YOUR GOAL:
In the entries below, count every line containing "changes". Return the number and nothing else.
________
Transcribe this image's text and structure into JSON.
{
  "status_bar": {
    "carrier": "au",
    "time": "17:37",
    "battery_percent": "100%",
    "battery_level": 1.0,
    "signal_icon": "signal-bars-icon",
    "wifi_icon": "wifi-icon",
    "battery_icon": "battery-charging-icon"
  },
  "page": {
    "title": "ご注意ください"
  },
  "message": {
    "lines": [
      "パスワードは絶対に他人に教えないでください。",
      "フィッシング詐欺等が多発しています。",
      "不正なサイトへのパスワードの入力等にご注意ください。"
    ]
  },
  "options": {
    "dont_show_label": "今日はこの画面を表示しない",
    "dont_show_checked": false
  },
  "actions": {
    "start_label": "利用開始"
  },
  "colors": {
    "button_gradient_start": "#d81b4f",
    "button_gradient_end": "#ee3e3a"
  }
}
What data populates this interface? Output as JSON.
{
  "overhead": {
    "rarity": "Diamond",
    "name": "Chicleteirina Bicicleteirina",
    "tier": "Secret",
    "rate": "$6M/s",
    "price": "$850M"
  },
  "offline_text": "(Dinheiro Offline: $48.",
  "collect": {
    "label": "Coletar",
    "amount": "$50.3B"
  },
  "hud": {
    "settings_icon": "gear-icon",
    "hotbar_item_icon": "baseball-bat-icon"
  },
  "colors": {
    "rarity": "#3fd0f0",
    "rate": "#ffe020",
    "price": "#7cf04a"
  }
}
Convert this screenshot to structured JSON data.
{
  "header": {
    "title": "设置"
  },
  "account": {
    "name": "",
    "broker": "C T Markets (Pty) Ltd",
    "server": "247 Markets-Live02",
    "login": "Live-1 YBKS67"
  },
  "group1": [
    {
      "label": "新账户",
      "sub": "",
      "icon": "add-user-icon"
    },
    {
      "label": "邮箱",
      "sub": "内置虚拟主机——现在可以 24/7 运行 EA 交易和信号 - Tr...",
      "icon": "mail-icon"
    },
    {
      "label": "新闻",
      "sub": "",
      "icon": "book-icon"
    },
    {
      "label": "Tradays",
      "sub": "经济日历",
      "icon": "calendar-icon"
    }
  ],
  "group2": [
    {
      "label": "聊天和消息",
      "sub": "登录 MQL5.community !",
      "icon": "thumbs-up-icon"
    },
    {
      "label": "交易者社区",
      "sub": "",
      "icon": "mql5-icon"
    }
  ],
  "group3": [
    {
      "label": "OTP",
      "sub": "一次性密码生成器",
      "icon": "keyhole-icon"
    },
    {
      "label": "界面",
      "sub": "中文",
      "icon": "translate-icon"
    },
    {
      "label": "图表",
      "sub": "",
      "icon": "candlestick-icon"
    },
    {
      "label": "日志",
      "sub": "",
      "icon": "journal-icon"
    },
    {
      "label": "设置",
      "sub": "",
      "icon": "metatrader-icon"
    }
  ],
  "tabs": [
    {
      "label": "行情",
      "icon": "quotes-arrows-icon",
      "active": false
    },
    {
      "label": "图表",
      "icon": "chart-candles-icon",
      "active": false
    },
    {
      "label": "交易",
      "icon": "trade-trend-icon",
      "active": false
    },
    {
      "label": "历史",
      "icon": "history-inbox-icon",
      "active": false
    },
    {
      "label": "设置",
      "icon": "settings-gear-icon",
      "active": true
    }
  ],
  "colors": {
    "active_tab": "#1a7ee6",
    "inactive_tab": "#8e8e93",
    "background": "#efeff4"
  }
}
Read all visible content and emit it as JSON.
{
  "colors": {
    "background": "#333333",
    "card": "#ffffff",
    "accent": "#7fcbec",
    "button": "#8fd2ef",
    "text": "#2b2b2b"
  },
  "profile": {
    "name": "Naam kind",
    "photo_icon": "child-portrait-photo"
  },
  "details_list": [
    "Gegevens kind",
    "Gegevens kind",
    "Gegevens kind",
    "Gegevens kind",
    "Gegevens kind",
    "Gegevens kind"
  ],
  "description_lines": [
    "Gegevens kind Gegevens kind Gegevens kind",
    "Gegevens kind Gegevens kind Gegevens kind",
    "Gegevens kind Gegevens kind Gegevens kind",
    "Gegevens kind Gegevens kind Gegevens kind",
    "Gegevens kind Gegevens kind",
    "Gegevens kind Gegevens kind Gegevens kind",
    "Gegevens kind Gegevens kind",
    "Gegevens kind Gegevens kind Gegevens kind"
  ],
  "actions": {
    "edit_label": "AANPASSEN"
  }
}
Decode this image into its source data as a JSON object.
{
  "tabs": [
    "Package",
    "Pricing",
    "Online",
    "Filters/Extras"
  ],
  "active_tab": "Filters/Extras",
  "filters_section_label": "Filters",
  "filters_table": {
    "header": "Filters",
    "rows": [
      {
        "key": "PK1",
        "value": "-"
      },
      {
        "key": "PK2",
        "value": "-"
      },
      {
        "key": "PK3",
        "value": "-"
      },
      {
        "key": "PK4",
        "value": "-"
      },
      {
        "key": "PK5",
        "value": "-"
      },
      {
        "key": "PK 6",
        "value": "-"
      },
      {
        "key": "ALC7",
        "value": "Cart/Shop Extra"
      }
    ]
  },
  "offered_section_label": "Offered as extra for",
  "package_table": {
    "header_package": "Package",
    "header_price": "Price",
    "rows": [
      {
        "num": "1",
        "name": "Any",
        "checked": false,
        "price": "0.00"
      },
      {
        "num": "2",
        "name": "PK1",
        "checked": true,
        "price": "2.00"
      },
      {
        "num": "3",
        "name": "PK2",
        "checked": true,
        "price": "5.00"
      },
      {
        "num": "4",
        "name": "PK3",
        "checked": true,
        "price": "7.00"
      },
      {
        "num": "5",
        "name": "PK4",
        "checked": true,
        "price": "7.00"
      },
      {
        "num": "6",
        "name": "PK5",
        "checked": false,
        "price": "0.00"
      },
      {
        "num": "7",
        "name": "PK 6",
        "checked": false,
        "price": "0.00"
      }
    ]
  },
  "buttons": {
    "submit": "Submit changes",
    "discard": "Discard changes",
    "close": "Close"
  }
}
________
TASK OUTPUT:
2